The concept of a single resulting phrase structure tree, though, needs rethinking for our purposes. Taking inspiration from the inverted T-model, we assume that there are two distinct representations that are built from the same MG derivation tree: an LF-representation, and a PF-representation (cf. Kobele 2006). Movement then comes in three distinct varieties. One triggers displacement at both LF and PF (standard movement), one only at LF (covert movement), and one only at PF (movement followed by reconstruction). With respect to the MG feature calculus, the three kinds of movement behave exactly the same in that they involve the checking of a licensor feature and a matching licensee feature. Derivation trees then serve as a uniform data structure where various movement types can be interleaved as needed to produce distinct LF- and PF-structures.
Consider, for example, the toy derivation tree in (29), where the phrase M undergoes two distinct movement steps triggered by the licensee features -s and -l. We show the canonical derivation tree format on the left and the X′-style format on the right.
Each application of Move is licensed as it is triggered by matching licensor and licensee features. Now suppose that only s-features trigger standard movement that affects both PF and LF, whereas l-features trigger pure LF-movement. This does not alter the feature calculus at all, and the derivation tree above still describes a well-formed syntactic operation. But it affects what the output structure looks like that is built from this derivation tree. The PF-tree, depicted in (30a), sees M move to Spec,FP via the s-feature, but it does not move any farther because the final movement step is pure LF-movement, which has no effect on the PF-structure. The LF-tree in (30b) also has M move to Spec,FP, but then it subsequently moves to Spec,GP because l-features license movement at LF. Meanwhile, if the l-feature were replaced with a PF-only p-feature, this last movement would be PF-only instead of LF-only, meaning the PF-tree would look like (30b), and the LF-tree would look like (30a).
Thus, MGs allow us to produce distinct PF- and LF-structures from the same derivation tree.
There are many different ways the proposed split between movement types can be implemented. Graf (2012) develops a fully parameterized system of Movement-generalized MGs where each movement feature is itself a complex bundle of parameters that fully define what kind of movement is triggered by this feature. In addition, the paper also provides a general methodology for defining constraints on how these movement types may interact (for instance, whether LF-movement across a closer PF-mover constitutes a superiority violation). To keep things as simple as possible, though, we will assume that movement features come in three different types indicated by subscripts.
|(31)||a.||f triggers standard movement, which counts as both LF-movement and PF-movement|
|b.||fL triggers LF-movement|
|c.||fP triggers PF-movement|
Movement arrows in the X′-style representations will be modified to reflect the type of movement. As before, gray dot-dashed arrows indicate standard movement, whereas blue dashed arrows are used for LF-movement and red dotted arrows for PF-movement. This convention was already used in (30). Another example is provided in Figure 2, where the subject a technican undergoes standard movement to Spec,TP while the object every plane undergoes QR (i.e. LF-movement) to Spec,vP to avoid a type mismatch (Heim & Kratzer 1998). Since there is no general consensus as to what kind of feature may trigger QR, here we use the nondescript feature name scL (for scope).
****************
▸ Problems and tasks
1 - Based on the passage on movement in Minimalist Grammars, decide whether each statement agrees with it, answering yes or no and quoting the deciding words: (a) Covert movement causes displacement only at LF. (b) The three kinds of movement differ in how they check licensor and licensee features. (c) Red dotted arrows mark PF-movement.
2 - In the passage on movement in Minimalist Grammars, what feature name is used for the feature that triggers QR?
3 - Write a continuation of the passage on movement in Minimalist Grammars, beginning after its final sentence.

Spatial layout entries:
****************
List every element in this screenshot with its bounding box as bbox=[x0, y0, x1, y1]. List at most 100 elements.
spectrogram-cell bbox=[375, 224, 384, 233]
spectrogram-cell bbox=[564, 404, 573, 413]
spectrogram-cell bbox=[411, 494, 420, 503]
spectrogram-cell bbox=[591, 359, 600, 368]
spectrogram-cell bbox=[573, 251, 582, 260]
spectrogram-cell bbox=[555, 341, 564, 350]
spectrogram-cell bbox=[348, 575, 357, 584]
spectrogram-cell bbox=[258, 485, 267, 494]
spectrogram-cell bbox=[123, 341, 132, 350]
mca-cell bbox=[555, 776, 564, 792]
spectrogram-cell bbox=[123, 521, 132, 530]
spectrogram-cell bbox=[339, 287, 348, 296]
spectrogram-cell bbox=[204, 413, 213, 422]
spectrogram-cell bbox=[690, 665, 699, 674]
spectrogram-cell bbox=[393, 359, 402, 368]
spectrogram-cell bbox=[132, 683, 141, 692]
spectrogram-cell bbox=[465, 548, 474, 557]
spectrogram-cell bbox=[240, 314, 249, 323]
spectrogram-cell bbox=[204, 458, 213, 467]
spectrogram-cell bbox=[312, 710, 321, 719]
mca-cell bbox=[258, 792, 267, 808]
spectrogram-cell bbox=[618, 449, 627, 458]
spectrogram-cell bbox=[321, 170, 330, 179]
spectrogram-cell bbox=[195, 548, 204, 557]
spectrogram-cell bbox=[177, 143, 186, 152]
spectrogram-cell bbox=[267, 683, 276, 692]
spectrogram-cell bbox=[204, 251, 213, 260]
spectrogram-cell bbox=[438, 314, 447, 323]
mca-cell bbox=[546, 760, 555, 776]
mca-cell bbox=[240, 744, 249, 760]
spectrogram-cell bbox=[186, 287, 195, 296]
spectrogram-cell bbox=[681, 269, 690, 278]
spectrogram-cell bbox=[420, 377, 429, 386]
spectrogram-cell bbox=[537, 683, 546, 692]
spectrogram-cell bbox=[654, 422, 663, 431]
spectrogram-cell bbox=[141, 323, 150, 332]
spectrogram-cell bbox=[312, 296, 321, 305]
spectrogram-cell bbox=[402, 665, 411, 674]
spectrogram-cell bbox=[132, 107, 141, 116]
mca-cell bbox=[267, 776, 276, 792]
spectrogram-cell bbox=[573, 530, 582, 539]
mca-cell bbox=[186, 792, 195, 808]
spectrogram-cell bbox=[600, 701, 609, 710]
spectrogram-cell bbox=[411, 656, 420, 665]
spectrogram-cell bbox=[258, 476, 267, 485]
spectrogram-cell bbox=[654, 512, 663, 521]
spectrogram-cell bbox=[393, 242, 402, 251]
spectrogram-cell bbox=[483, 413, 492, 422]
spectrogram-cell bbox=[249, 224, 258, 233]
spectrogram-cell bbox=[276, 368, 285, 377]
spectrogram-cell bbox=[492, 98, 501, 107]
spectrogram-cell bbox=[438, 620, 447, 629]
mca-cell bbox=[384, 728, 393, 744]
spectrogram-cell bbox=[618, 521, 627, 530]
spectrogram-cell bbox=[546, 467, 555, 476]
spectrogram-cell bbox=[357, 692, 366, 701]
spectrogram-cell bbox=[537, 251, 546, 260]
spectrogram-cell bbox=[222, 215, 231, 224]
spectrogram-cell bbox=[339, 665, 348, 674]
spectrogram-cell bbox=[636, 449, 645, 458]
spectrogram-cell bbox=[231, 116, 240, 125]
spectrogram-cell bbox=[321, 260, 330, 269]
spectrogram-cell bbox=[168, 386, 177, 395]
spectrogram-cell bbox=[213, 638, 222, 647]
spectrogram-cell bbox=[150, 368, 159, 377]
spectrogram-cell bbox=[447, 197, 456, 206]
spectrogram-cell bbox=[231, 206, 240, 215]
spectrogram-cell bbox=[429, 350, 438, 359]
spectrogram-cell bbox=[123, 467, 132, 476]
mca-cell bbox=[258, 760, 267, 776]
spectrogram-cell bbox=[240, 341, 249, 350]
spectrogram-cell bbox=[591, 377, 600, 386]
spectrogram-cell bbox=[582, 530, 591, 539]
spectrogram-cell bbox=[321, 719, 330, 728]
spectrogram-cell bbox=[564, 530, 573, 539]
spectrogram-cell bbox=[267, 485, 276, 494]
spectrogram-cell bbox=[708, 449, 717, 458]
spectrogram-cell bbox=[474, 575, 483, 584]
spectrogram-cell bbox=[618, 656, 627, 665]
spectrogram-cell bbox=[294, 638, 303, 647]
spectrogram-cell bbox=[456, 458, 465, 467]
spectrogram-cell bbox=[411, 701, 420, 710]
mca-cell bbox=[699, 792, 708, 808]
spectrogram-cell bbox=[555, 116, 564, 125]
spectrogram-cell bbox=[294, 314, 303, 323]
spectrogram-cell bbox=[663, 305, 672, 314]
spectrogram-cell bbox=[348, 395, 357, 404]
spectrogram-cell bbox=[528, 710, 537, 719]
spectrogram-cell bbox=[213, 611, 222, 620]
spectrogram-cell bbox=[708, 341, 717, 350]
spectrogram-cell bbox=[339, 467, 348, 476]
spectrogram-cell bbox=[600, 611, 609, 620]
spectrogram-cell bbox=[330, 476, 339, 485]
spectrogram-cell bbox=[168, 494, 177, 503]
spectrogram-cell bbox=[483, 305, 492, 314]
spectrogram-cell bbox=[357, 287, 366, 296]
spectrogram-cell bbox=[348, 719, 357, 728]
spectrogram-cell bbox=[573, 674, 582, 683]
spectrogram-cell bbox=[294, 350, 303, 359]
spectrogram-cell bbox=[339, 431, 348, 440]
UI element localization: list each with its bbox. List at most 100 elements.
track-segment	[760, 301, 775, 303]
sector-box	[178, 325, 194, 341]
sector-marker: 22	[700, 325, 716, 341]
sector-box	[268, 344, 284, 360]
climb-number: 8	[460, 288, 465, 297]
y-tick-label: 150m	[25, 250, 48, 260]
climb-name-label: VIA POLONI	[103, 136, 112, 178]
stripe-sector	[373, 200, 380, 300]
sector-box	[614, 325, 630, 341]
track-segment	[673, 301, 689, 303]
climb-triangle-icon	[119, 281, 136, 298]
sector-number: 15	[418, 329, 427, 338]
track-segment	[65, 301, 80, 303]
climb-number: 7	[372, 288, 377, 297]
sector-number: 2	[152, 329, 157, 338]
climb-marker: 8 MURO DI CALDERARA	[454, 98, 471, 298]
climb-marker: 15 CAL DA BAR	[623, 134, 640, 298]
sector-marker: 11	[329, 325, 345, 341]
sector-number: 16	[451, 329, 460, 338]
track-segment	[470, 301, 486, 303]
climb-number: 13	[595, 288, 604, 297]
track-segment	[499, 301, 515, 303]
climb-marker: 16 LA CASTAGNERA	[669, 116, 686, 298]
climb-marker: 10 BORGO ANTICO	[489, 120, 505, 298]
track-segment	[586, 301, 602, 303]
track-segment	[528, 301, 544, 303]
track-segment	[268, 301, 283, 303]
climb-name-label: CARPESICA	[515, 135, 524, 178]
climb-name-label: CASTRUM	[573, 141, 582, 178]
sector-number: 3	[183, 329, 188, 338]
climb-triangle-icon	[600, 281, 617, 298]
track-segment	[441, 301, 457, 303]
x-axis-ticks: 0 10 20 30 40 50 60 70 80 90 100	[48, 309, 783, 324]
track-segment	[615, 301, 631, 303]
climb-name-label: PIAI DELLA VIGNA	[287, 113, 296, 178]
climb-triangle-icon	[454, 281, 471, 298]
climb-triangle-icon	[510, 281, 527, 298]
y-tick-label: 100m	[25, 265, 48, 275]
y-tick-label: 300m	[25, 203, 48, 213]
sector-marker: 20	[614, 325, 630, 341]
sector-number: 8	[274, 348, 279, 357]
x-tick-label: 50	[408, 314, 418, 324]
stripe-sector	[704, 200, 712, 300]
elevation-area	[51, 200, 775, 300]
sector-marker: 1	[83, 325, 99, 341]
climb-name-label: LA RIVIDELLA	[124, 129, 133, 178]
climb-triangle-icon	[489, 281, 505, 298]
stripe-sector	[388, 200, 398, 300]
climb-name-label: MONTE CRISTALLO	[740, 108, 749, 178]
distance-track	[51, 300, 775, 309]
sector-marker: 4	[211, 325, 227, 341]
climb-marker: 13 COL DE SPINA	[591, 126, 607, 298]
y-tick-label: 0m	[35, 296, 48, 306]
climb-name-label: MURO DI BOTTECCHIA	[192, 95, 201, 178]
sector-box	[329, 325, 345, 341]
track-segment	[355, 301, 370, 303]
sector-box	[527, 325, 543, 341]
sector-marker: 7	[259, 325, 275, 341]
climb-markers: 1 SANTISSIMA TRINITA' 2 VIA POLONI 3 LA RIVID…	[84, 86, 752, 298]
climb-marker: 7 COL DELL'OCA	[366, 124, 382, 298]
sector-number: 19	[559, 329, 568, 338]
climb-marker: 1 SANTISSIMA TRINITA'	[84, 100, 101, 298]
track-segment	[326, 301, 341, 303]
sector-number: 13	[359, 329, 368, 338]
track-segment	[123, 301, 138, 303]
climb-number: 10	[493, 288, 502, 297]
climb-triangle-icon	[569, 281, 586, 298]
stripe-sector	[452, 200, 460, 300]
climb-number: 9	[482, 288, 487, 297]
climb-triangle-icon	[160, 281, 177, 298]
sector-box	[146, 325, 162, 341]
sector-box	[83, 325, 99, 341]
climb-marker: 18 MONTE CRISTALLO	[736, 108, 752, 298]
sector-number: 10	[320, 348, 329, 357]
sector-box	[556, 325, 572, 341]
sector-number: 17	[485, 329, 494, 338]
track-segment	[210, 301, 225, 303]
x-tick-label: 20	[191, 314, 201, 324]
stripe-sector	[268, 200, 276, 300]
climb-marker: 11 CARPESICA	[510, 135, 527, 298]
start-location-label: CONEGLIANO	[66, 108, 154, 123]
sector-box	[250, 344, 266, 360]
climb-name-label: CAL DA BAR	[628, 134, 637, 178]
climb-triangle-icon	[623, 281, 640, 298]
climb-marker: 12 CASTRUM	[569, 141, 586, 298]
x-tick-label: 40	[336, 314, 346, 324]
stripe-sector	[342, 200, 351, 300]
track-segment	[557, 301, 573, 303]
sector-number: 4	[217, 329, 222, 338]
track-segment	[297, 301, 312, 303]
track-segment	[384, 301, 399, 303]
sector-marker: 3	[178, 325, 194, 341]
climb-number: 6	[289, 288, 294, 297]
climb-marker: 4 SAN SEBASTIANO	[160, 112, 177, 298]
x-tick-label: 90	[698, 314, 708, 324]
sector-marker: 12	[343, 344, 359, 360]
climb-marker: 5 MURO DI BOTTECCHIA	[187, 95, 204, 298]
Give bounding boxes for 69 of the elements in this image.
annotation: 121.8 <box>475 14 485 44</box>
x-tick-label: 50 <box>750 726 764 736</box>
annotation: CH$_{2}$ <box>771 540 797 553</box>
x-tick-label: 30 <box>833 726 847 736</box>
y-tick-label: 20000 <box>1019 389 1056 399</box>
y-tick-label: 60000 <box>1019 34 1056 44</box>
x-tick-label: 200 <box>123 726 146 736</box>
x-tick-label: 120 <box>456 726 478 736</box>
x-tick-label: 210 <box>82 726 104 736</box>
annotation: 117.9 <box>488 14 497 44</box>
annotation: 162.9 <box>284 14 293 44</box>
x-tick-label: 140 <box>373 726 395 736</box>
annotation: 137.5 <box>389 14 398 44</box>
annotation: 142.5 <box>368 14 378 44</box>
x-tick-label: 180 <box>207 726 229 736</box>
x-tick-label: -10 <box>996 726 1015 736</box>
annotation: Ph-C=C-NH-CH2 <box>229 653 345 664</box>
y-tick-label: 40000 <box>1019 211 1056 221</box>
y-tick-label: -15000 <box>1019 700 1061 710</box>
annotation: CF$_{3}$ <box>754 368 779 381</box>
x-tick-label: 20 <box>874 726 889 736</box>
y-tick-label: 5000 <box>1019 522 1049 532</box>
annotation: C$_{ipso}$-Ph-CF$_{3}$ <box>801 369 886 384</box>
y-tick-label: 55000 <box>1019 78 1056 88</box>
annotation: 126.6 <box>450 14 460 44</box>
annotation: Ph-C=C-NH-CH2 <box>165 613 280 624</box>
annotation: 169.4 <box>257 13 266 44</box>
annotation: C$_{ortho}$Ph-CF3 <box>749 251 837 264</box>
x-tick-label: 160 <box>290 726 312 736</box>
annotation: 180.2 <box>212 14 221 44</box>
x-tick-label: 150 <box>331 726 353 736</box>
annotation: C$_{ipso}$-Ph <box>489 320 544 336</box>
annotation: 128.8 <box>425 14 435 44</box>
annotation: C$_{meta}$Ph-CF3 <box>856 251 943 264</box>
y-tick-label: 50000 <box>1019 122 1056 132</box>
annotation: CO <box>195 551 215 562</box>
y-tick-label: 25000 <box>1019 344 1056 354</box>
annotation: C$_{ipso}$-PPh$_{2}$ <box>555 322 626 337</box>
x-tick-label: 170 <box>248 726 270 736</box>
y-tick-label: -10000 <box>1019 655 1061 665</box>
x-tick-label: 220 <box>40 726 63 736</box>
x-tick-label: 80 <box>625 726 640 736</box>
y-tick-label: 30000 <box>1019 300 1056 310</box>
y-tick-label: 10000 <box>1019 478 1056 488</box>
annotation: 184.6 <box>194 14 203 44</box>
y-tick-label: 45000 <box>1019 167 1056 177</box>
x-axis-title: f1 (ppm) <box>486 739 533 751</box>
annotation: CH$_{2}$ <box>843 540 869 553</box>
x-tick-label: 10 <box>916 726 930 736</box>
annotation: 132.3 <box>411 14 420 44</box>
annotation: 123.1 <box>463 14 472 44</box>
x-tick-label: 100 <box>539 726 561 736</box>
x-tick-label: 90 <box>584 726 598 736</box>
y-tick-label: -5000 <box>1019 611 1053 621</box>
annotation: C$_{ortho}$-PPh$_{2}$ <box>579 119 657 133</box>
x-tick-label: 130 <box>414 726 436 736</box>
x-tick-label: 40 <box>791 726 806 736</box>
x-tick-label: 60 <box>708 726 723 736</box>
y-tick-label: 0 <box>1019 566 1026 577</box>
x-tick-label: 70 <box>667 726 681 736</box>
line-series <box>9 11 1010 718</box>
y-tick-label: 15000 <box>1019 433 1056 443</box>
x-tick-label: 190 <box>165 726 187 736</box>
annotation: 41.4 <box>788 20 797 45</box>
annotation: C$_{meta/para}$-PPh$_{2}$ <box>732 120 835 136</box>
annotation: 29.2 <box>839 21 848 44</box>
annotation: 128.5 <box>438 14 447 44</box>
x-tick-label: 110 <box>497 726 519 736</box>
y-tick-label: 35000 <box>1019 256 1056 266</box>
****************
▸ Responses in order
1 -
(a) Yes: "one only at LF (covert movement)"
(b) No: "the three kinds of movement behave exactly the same in that they involve the checking of a licensor feature and a matching licensee feature"
(c) Yes: "red dotted arrows for PF-movement"

2 - The nondescript feature name scL (for scope).

3 -
The reader may be wondering why the parser does not prioritize working on every plane in Figure 2 once the subject and the T-head have been taken care of. In previous examples, movement of the object to a higher position always resulted in the parser prioritizing the mover over other material. But this was only because the movement had a PF-reflex. Recall that the parser chooses between alternative branches based on linearization. The object in Figure 2 only undergoes LF-movement, which does not affect linearization. Since the object will still be linearized to the right of the verb, the parser won’t work on it until the verb has been finished — the parser treats a phrase that only undergoes LF-movement like a phrase that does not move at all.
We would like to reiterate that it isn’t terribly important how exactly one implements the three-way split between standard movement, LF-movement, and PF-movement. We provide the subscript solution as a demonstration that the split is easy to encode, not as an argument that this is the best way of doing it. Along the same lines, there are also many different kinds of LF- and PF-representations that can be used with this system. The implementation in the appendices, for example, yields LF phrase structure trees akin to those of Heim & Kratzer (1998), where movement operations leave traces that are coindexed with lambda-abstractors inserted below landing sites. Alternatively, the semantic interpretation could be done directly over derivation trees without any phrase structure intermediary, as in Kobele 2006. Importantly, our core insights are entirely independent of such considerations as they only hinge on MGs’ ability to make a distinction between these three movement types in a manner that can be read off derivation trees.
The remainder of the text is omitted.